Emit the entire listing verbatim.

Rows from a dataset
+++
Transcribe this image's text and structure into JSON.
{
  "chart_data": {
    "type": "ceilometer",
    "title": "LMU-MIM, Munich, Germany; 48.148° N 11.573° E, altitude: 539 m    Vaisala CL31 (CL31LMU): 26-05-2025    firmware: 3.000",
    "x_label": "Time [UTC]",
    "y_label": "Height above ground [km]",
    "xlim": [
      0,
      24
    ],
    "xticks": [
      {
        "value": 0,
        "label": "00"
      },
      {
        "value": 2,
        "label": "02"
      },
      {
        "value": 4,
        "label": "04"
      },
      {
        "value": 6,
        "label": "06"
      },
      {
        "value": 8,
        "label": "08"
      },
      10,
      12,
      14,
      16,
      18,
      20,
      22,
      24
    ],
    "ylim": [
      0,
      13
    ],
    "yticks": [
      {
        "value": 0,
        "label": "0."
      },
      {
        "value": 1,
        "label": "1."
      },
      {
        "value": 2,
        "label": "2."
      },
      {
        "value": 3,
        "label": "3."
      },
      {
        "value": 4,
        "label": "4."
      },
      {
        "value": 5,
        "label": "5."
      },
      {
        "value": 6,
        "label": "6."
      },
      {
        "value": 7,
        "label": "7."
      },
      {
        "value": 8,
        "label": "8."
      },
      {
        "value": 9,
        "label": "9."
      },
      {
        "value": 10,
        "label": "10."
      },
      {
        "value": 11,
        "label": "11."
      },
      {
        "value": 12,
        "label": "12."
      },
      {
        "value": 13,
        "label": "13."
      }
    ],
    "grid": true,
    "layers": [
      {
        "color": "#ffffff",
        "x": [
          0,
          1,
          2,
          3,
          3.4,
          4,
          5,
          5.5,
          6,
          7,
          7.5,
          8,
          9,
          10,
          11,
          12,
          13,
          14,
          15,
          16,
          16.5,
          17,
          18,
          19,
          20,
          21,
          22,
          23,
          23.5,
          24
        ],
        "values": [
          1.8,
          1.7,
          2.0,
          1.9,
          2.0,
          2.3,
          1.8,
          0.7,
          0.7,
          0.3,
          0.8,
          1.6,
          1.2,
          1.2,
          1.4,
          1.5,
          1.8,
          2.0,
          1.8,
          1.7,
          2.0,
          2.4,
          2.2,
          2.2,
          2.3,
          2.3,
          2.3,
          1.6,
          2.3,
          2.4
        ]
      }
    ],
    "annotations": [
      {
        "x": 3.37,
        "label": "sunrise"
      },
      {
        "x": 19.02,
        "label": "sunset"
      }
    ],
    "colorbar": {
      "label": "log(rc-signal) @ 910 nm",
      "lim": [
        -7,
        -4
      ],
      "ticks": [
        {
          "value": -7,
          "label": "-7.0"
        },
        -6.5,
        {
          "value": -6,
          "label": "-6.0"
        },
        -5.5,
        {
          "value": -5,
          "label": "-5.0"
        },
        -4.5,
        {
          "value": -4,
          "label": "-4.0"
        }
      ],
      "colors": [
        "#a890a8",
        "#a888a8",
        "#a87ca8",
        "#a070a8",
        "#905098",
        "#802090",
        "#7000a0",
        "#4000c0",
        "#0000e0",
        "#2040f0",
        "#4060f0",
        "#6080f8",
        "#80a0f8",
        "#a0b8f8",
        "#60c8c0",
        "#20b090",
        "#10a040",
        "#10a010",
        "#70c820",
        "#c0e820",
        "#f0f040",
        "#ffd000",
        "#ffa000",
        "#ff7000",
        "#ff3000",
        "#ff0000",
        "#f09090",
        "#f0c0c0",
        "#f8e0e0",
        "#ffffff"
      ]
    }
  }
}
+++
■ RESPONSE BELOW:
Transcribe this image's text and structure into JSON.
{
  "chart_data": {
    "type": "ceilometer",
    "title": "LMU-MIM, Munich, Germany; 48.148° N 11.573° E, altitude: 539 m    Vaisala CL31 (CL31LMU): 26-05-2025    firmware: 3.000",
    "x_label": "Time [UTC]",
    "y_label": "Height above ground [km]",
    "xlim": [
      0,
      24
    ],
    "xticks": [
      {
        "value": 0,
        "label": "00"
      },
      {
        "value": 2,
        "label": "02"
      },
      {
        "value": 4,
        "label": "04"
      },
      {
        "value": 6,
        "label": "06"
      },
      {
        "value": 8,
        "label": "08"
      },
      10,
      12,
      14,
      16,
      18,
      20,
      22,
      24
    ],
    "ylim": [
      0,
      13
    ],
    "yticks": [
      {
        "value": 0,
        "label": "0."
      },
      {
        "value": 1,
        "label": "1."
      },
      {
        "value": 2,
        "label": "2."
      },
      {
        "value": 3,
        "label": "3."
      },
      {
        "value": 4,
        "label": "4."
      },
      {
        "value": 5,
        "label": "5."
      },
      {
        "value": 6,
        "label": "6."
      },
      {
        "value": 7,
        "label": "7."
      },
      {
        "value": 8,
        "label": "8."
      },
      {
        "value": 9,
        "label": "9."
      },
      {
        "value": 10,
        "label": "10."
      },
      {
        "value": 11,
        "label": "11."
      },
      {
        "value": 12,
        "label": "12."
      },
      {
        "value": 13,
        "label": "13."
      }
    ],
    "grid": true,
    "layers": [
      {
        "color": "#ffffff",
        "x": [
          0,
          1,
          2,
          3,
          3.4,
          4,
          5,
          5.5,
          6,
          7,
          7.5,
          8,
          9,
          10,
          11,
          12,
          13,
          14,
          15,
          16,
          16.5,
          17,
          18,
          19,
          20,
          21,
          22,
          23,
          23.5,
          24
        ],
        "values": [
          1.8,
          1.7,
          2.0,
          1.9,
          2.0,
          2.3,
          1.8,
          0.7,
          0.7,
          0.3,
          0.8,
          1.6,
          1.2,
          1.2,
          1.4,
          1.5,
          1.8,
          2.0,
          1.8,
          1.7,
          2.0,
          2.4,
          2.2,
          2.2,
          2.3,
          2.3,
          2.3,
          1.6,
          2.3,
          2.4
        ]
      }
    ],
    "annotations": [
      {
        "x": 3.37,
        "label": "sunrise"
      },
      {
        "x": 19.02,
        "label": "sunset"
      }
    ],
    "colorbar": {
      "label": "log(rc-signal) @ 910 nm",
      "lim": [
        -7,
        -4
      ],
      "ticks": [
        {
          "value": -7,
          "label": "-7.0"
        },
        -6.5,
        {
          "value": -6,
          "label": "-6.0"
        },
        -5.5,
        {
          "value": -5,
          "label": "-5.0"
        },
        -4.5,
        {
          "value": -4,
          "label": "-4.0"
        }
      ],
      "colors": [
        "#a890a8",
        "#a888a8",
        "#a87ca8",
        "#a070a8",
        "#905098",
        "#802090",
        "#7000a0",
        "#4000c0",
        "#0000e0",
        "#2040f0",
        "#4060f0",
        "#6080f8",
        "#80a0f8",
        "#a0b8f8",
        "#60c8c0",
        "#20b090",
        "#10a040",
        "#10a010",
        "#70c820",
        "#c0e820",
        "#f0f040",
        "#ffd000",
        "#ffa000",
        "#ff7000",
        "#ff3000",
        "#ff0000",
        "#f09090",
        "#f0c0c0",
        "#f8e0e0",
        "#ffffff"
      ]
    }
  }
}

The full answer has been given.